[START OF Data entries]

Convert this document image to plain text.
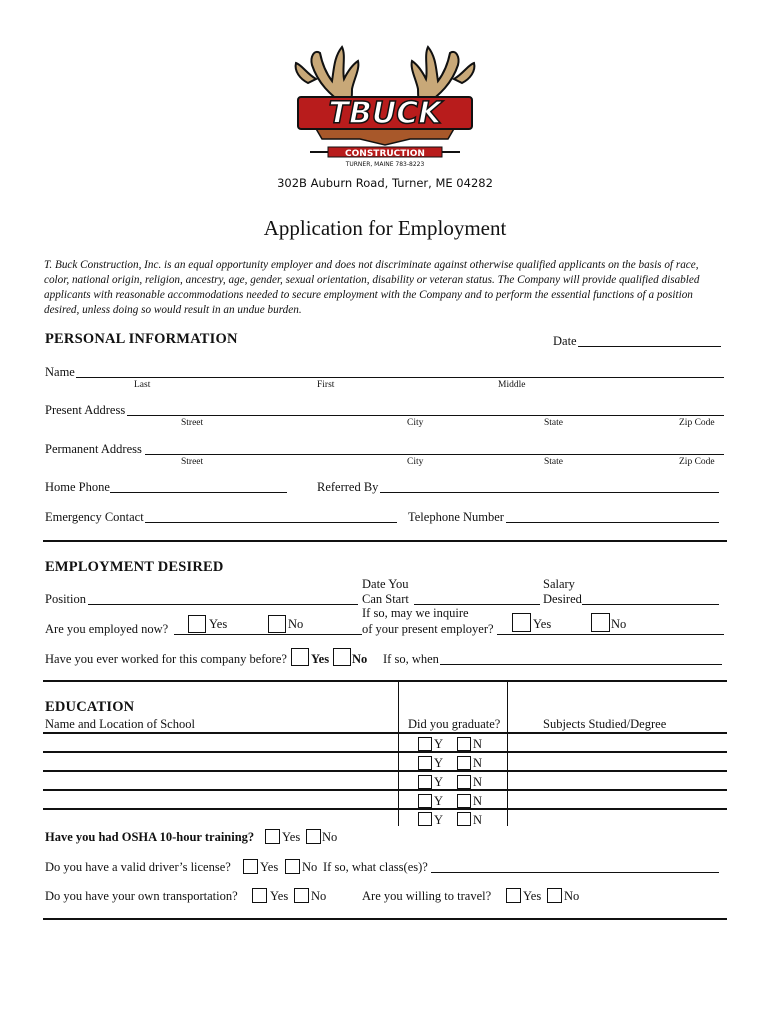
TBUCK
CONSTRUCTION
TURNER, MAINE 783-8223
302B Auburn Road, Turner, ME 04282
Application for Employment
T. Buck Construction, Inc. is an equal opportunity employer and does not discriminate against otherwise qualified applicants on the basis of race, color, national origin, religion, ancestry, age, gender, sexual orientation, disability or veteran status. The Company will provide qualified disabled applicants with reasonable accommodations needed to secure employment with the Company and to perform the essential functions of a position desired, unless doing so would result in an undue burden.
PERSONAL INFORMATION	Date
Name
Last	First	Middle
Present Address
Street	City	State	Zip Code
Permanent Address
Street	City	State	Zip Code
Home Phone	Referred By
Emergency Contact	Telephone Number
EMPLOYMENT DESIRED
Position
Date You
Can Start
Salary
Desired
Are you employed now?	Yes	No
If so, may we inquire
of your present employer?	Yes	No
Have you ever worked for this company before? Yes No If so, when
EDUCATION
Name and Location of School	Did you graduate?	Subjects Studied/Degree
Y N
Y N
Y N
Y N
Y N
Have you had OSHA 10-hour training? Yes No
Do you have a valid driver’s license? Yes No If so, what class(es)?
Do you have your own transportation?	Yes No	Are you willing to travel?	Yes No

[END OF Data entries]
[START OF Data entries]

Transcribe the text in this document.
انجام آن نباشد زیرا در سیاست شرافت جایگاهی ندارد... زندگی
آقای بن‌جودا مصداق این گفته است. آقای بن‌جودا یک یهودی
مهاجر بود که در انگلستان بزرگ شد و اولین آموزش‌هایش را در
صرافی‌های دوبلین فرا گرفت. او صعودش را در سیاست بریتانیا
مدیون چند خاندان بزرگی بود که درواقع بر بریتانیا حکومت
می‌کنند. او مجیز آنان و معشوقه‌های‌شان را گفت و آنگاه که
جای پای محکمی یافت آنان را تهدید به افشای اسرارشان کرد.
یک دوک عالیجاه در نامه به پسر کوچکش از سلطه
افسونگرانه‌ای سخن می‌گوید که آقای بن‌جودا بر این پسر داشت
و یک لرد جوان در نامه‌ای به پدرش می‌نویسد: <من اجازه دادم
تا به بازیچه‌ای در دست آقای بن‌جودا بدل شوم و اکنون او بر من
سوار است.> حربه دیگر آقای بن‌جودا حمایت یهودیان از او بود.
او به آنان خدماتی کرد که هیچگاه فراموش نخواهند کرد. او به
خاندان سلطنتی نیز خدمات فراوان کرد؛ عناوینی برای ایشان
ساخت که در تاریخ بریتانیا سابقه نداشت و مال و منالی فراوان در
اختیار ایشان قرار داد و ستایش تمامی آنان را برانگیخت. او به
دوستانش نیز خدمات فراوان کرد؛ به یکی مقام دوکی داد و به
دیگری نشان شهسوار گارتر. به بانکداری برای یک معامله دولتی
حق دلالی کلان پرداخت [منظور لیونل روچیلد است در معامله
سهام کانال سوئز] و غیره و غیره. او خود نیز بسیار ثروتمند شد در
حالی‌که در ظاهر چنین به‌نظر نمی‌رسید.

[END OF Data entries]
[START OF Data entries]

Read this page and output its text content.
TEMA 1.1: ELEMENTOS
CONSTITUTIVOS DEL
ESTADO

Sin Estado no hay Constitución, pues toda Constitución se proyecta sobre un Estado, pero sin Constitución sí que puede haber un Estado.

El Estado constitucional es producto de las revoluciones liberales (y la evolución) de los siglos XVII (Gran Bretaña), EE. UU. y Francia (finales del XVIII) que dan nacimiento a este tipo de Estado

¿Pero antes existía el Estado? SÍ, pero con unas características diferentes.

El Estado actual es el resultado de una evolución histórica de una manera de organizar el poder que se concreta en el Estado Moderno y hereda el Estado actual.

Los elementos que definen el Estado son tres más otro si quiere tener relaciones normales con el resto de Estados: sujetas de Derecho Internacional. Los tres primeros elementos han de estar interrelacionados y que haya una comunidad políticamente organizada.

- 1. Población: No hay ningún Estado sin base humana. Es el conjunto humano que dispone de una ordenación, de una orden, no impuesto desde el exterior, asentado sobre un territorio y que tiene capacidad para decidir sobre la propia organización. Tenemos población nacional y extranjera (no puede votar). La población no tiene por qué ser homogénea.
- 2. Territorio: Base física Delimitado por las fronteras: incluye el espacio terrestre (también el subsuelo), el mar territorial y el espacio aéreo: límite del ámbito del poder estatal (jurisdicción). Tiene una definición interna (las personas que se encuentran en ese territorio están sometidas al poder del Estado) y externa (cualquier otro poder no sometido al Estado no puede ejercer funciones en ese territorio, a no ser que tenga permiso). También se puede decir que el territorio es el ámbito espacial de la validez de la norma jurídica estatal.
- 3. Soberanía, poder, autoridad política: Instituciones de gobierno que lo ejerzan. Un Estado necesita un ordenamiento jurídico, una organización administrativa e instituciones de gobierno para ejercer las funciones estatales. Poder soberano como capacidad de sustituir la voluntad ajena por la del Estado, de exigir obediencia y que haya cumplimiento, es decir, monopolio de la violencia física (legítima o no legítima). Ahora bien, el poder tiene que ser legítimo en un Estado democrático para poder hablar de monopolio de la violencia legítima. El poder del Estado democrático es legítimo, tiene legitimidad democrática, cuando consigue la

[END OF Data entries]

§ **Task to carry out**
Going through the data, tally the lines containing "Address" and report only the result.

§ **Answer**
2